WHAT YOU ARE ASKED TO DO -> Reproduce the records below in full and word for word, excluding pictures.

— BEGIN ENTRIES SHOWN —

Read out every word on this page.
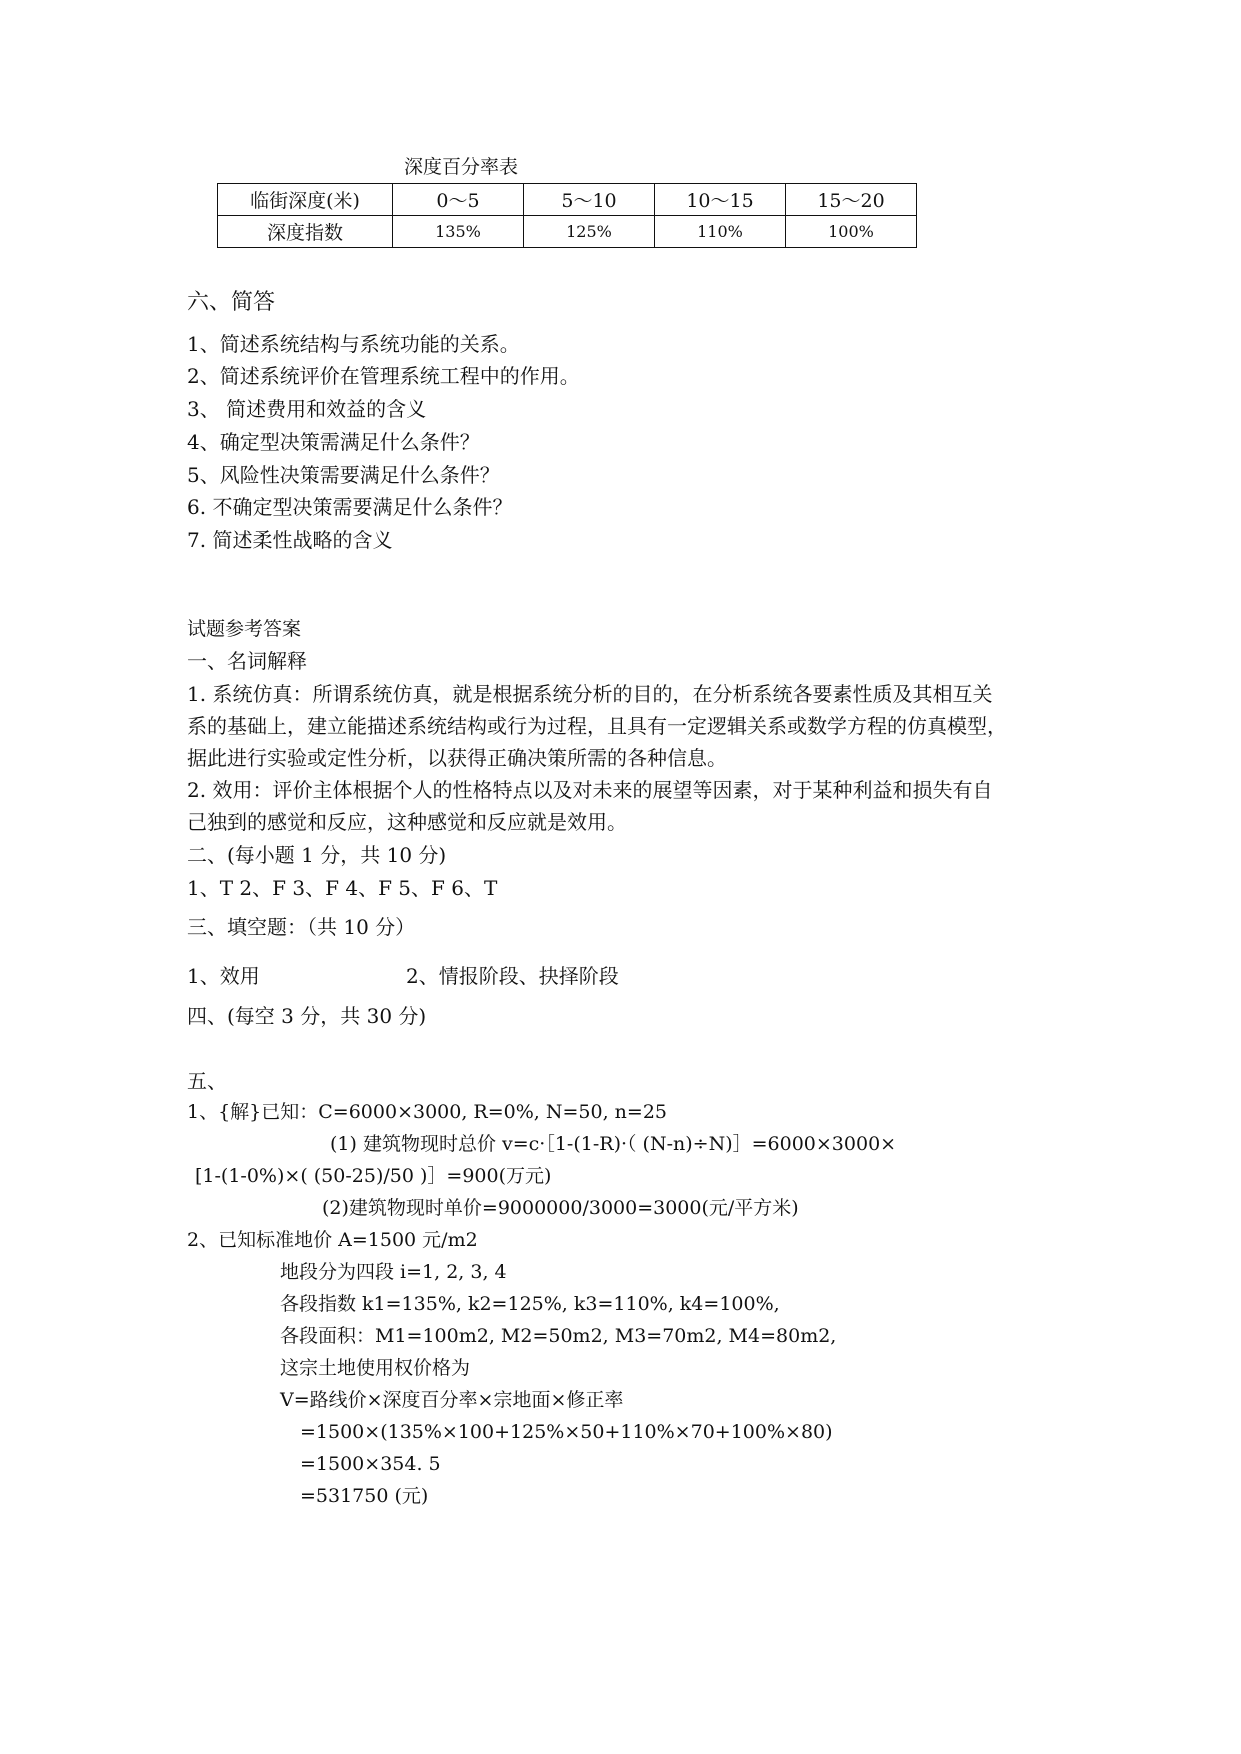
深度百分率表
临街深度(米)	0～5	5～10	10～15	15～20
深度指数	135%	125%	110%	100%
六、简答
1、简述系统结构与系统功能的关系。
2、简述系统评价在管理系统工程中的作用。
3、 简述费用和效益的含义
4、确定型决策需满足什么条件？
5、风险性决策需要满足什么条件？
6. 不确定型决策需要满足什么条件？
7. 简述柔性战略的含义
试题参考答案
一、名词解释
1. 系统仿真：所谓系统仿真，就是根据系统分析的目的，在分析系统各要素性质及其相互关
系的基础上，建立能描述系统结构或行为过程，且具有一定逻辑关系或数学方程的仿真模型，
据此进行实验或定性分析，以获得正确决策所需的各种信息。
2. 效用：评价主体根据个人的性格特点以及对未来的展望等因素，对于某种利益和损失有自
己独到的感觉和反应，这种感觉和反应就是效用。
二、(每小题 1 分，共 10 分)
1、T 2、F 3、F 4、F 5、F 6、T
三、填空题：（共 10 分）
1、效用	2、情报阶段、抉择阶段
四、(每空 3 分，共 30 分)
五、
1、{解}已知：C=6000×3000, R=0%, N=50, n=25
(1) 建筑物现时总价 v=c·［1-(1-R)·（ (N-n)÷N)］=6000×3000×
[1-(1-0%)×( (50-25)/50 )］=900(万元)
(2)建筑物现时单价=9000000/3000=3000(元/平方米)
2、已知标准地价 A=1500 元/m2
地段分为四段 i=1, 2, 3, 4
各段指数 k1=135%, k2=125%, k3=110%, k4=100%,
各段面积：M1=100m2, M2=50m2, M3=70m2, M4=80m2,
这宗土地使用权价格为
V=路线价×深度百分率×宗地面×修正率
=1500×(135%×100+125%×50+110%×70+100%×80)
=1500×354. 5
=531750 (元)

— END ENTRIES SHOWN —

FULL OUTPUT ->
Read out every word on this page.
深度百分率表
临街深度(米)	0～5	5～10	10～15	15～20
深度指数	135%	125%	110%	100%
六、简答
1、简述系统结构与系统功能的关系。
2、简述系统评价在管理系统工程中的作用。
3、 简述费用和效益的含义
4、确定型决策需满足什么条件？
5、风险性决策需要满足什么条件？
6. 不确定型决策需要满足什么条件？
7. 简述柔性战略的含义
试题参考答案
一、名词解释
1. 系统仿真：所谓系统仿真，就是根据系统分析的目的，在分析系统各要素性质及其相互关
系的基础上，建立能描述系统结构或行为过程，且具有一定逻辑关系或数学方程的仿真模型，
据此进行实验或定性分析，以获得正确决策所需的各种信息。
2. 效用：评价主体根据个人的性格特点以及对未来的展望等因素，对于某种利益和损失有自
己独到的感觉和反应，这种感觉和反应就是效用。
二、(每小题 1 分，共 10 分)
1、T 2、F 3、F 4、F 5、F 6、T
三、填空题：（共 10 分）
1、效用	2、情报阶段、抉择阶段
四、(每空 3 分，共 30 分)
五、
1、{解}已知：C=6000×3000, R=0%, N=50, n=25
(1) 建筑物现时总价 v=c·［1-(1-R)·（ (N-n)÷N)］=6000×3000×
[1-(1-0%)×( (50-25)/50 )］=900(万元)
(2)建筑物现时单价=9000000/3000=3000(元/平方米)
2、已知标准地价 A=1500 元/m2
地段分为四段 i=1, 2, 3, 4
各段指数 k1=135%, k2=125%, k3=110%, k4=100%,
各段面积：M1=100m2, M2=50m2, M3=70m2, M4=80m2,
这宗土地使用权价格为
V=路线价×深度百分率×宗地面×修正率
=1500×(135%×100+125%×50+110%×70+100%×80)
=1500×354. 5
=531750 (元)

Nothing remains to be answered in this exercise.